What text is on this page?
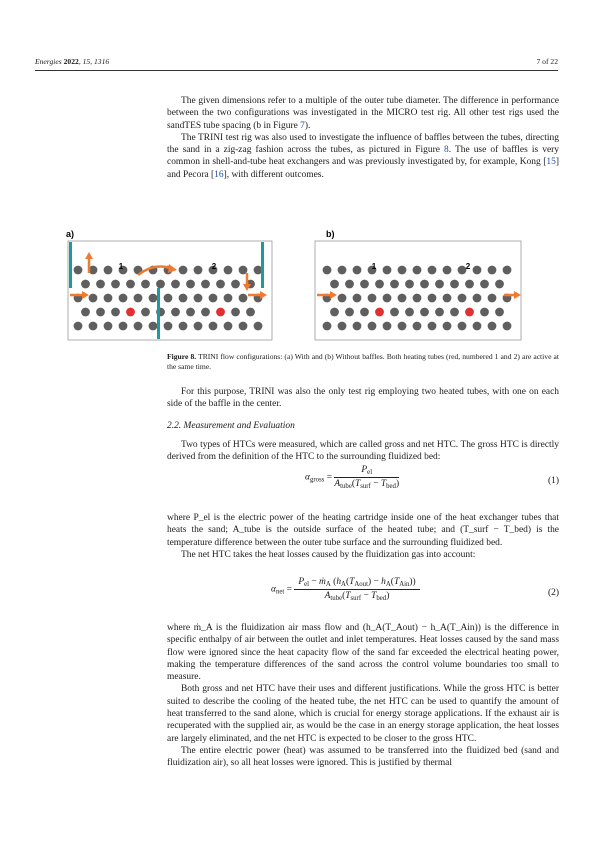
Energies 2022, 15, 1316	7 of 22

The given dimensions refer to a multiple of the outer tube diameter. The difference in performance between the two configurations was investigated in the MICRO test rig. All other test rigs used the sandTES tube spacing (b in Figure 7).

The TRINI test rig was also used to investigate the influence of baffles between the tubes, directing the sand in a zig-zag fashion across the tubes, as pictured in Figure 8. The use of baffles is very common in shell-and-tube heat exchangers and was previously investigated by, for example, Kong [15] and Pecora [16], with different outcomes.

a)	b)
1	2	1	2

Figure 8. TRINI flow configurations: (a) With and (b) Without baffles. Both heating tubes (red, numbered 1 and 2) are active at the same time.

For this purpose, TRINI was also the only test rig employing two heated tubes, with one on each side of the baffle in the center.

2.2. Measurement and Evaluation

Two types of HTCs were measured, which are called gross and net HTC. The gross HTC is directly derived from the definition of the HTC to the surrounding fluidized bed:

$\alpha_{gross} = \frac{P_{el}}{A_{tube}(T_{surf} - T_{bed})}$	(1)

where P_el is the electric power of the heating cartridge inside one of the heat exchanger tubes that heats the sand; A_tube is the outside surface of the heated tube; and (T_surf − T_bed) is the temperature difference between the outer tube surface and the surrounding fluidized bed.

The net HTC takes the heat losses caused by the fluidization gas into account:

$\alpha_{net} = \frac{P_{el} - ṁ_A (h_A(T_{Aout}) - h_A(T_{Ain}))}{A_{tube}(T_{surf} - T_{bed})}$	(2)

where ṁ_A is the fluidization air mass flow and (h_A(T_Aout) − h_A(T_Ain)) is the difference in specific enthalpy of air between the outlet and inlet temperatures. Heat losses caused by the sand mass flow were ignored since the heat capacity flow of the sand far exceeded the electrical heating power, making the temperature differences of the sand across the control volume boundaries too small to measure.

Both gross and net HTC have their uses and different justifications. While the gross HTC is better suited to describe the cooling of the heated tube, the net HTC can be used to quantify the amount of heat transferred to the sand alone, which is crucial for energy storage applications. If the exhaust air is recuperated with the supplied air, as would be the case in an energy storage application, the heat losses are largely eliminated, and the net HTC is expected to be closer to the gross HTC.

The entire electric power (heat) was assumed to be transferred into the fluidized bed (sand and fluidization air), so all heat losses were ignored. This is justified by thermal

=======

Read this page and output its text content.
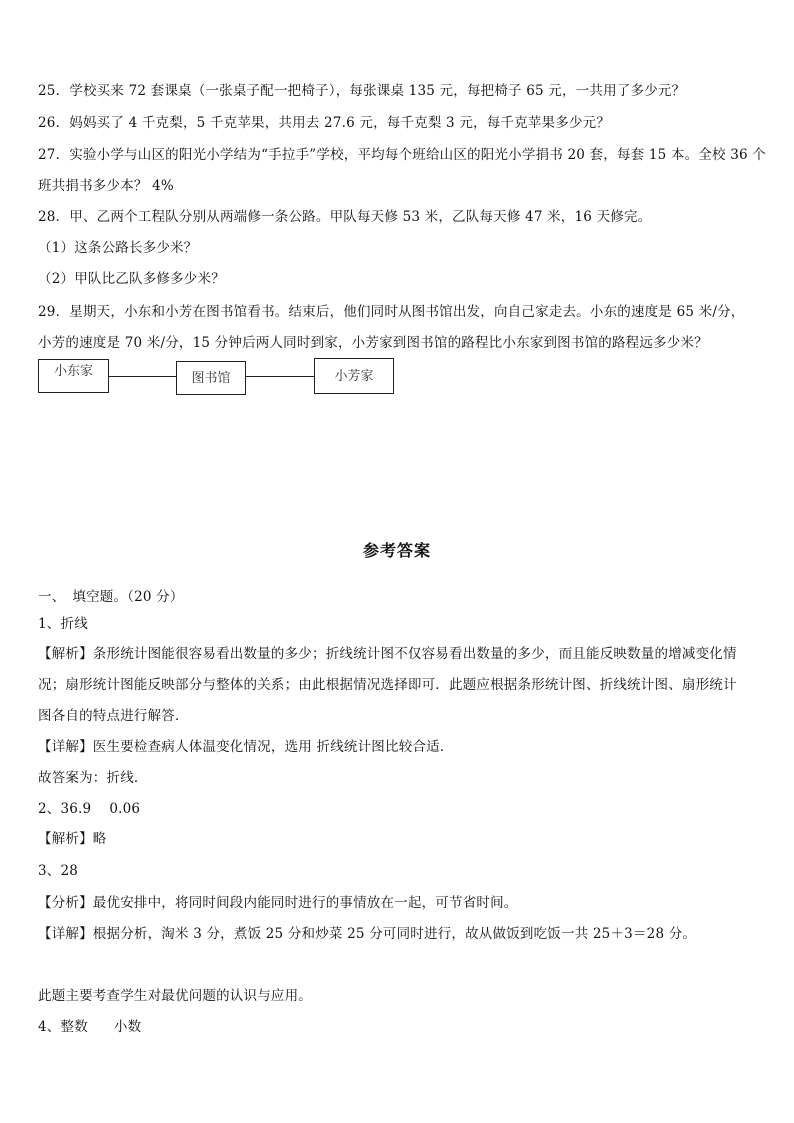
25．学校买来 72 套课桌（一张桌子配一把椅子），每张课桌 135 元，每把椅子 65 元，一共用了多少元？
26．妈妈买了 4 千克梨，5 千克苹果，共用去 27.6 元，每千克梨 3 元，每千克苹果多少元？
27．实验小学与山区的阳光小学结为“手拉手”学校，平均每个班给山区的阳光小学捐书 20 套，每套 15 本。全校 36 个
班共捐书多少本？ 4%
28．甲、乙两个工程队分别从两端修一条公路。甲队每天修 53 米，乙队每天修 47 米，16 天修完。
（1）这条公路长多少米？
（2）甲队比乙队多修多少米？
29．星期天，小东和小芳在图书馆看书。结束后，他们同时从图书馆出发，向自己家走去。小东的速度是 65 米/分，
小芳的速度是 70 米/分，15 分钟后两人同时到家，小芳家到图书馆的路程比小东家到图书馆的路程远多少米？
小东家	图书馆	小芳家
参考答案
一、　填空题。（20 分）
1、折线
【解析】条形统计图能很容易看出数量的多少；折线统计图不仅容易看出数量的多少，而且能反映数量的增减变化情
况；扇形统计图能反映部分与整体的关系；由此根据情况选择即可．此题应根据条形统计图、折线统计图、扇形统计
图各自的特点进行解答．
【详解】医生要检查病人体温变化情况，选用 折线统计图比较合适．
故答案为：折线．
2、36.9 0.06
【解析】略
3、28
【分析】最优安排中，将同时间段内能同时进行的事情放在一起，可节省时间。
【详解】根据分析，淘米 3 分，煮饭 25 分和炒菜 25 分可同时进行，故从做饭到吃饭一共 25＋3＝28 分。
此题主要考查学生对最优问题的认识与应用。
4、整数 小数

=======

● **Required work**
Show all lines in the entries above where the string "ignored" appears.

● **Answer to this task**
where ṁ_A is the fluidization air mass flow and (h_A(T_Aout) − h_A(T_Ain)) is the difference in specific enthalpy of air between the outlet and inlet temperatures. Heat losses caused by the sand mass flow were ignored since the heat capacity flow of the sand far exceeded the electrical heating power, making the temperature differences of the sand across the control volume boundaries too small to measure.
The entire electric power (heat) was assumed to be transferred into the fluidized bed (sand and fluidization air), so all heat losses were ignored. This is justified by thermal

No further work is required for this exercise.